▶ YOUR TASK
Your task is to repeat the entries exactly. Leave the pictures out.

......

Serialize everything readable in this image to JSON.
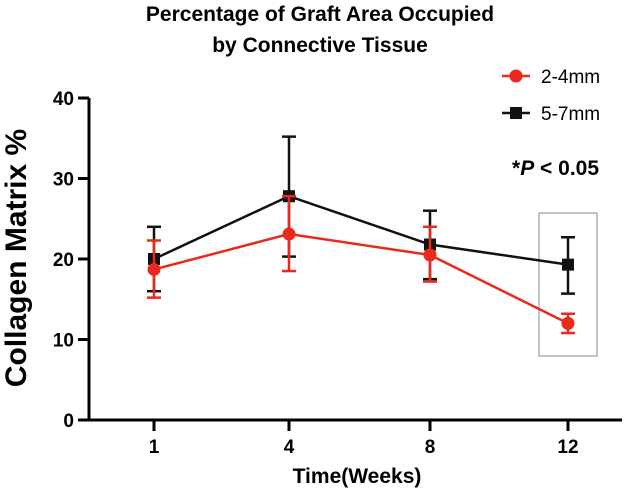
{
  "chart_data": {
    "type": "line",
    "title": "Percentage of Graft Area Occupied",
    "subtitle": "by Connective Tissue",
    "xlabel": "Time(Weeks)",
    "ylabel": "Collagen Matrix %",
    "categories": [
      "1",
      "4",
      "8",
      "12"
    ],
    "ylim": [
      0,
      40
    ],
    "yticks": [
      "0",
      "10",
      "20",
      "30",
      "40"
    ],
    "grid": false,
    "legend_position": "top-right",
    "series": [
      {
        "name": "2-4mm",
        "color": "#e8291c",
        "marker": "circle",
        "values": [
          18.7,
          23.1,
          20.5,
          12.0
        ],
        "error_low": [
          15.2,
          18.5,
          17.2,
          10.8
        ],
        "error_high": [
          22.3,
          27.8,
          24.0,
          13.2
        ]
      },
      {
        "name": "5-7mm",
        "color": "#111111",
        "marker": "square",
        "values": [
          20.0,
          27.8,
          21.8,
          19.3
        ],
        "error_low": [
          16.0,
          20.3,
          17.5,
          15.7
        ],
        "error_high": [
          24.0,
          35.2,
          26.0,
          22.7
        ]
      }
    ],
    "annotation": {
      "prefix": "*",
      "italic": "P",
      "suffix": " < 0.05"
    }
  }
}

......

▶ CORRECT OUTPUT
Serialize everything readable in this image to JSON.
{
  "chart_data": {
    "type": "line",
    "title": "Percentage of Graft Area Occupied",
    "subtitle": "by Connective Tissue",
    "xlabel": "Time(Weeks)",
    "ylabel": "Collagen Matrix %",
    "categories": [
      "1",
      "4",
      "8",
      "12"
    ],
    "ylim": [
      0,
      40
    ],
    "yticks": [
      "0",
      "10",
      "20",
      "30",
      "40"
    ],
    "grid": false,
    "legend_position": "top-right",
    "series": [
      {
        "name": "2-4mm",
        "color": "#e8291c",
        "marker": "circle",
        "values": [
          18.7,
          23.1,
          20.5,
          12.0
        ],
        "error_low": [
          15.2,
          18.5,
          17.2,
          10.8
        ],
        "error_high": [
          22.3,
          27.8,
          24.0,
          13.2
        ]
      },
      {
        "name": "5-7mm",
        "color": "#111111",
        "marker": "square",
        "values": [
          20.0,
          27.8,
          21.8,
          19.3
        ],
        "error_low": [
          16.0,
          20.3,
          17.5,
          15.7
        ],
        "error_high": [
          24.0,
          35.2,
          26.0,
          22.7
        ]
      }
    ],
    "annotation": {
      "prefix": "*",
      "italic": "P",
      "suffix": " < 0.05"
    }
  }
}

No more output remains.